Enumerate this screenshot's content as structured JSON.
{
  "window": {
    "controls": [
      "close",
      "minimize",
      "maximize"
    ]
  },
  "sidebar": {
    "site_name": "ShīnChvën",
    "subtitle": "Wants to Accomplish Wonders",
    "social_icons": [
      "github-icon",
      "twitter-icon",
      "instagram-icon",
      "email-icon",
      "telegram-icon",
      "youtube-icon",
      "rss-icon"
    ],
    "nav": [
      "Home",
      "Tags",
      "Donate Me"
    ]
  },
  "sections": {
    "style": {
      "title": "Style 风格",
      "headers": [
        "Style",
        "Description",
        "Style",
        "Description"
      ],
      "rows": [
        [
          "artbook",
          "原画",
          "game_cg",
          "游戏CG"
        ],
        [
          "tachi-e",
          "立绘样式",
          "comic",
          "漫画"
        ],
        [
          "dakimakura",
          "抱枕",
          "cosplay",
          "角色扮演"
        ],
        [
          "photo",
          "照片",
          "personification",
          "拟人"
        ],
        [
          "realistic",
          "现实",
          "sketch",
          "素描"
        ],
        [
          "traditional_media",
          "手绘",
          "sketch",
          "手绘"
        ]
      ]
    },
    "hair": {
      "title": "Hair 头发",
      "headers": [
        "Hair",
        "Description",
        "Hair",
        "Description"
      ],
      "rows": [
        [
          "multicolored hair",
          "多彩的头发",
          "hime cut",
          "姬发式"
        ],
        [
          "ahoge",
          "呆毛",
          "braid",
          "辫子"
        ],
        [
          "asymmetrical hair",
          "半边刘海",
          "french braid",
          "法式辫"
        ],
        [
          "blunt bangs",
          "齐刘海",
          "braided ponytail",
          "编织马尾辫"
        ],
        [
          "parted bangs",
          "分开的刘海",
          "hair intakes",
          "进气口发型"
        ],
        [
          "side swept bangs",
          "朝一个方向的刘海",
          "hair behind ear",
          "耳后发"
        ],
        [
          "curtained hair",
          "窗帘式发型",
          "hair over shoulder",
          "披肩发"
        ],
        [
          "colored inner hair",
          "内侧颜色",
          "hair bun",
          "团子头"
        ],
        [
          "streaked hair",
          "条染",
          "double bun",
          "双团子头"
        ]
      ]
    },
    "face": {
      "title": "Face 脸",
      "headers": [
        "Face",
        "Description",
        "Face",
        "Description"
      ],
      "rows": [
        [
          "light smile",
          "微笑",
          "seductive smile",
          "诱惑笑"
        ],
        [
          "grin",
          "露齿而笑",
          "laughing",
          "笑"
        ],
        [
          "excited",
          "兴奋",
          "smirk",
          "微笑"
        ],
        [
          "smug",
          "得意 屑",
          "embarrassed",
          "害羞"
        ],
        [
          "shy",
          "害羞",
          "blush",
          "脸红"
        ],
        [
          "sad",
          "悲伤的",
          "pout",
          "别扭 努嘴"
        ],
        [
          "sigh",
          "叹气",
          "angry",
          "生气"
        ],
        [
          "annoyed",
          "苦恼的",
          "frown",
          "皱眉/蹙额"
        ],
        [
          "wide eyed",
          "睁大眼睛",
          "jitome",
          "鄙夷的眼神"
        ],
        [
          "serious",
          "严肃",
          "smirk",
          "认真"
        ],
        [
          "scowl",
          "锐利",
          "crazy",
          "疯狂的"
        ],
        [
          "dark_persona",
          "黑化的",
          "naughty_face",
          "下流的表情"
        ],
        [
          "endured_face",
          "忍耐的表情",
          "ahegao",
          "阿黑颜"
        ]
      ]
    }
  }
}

Work instructions: Copy each line above that contains the string "bangs".

Task output:
          "blunt bangs",
          "parted bangs",
          "side swept bangs",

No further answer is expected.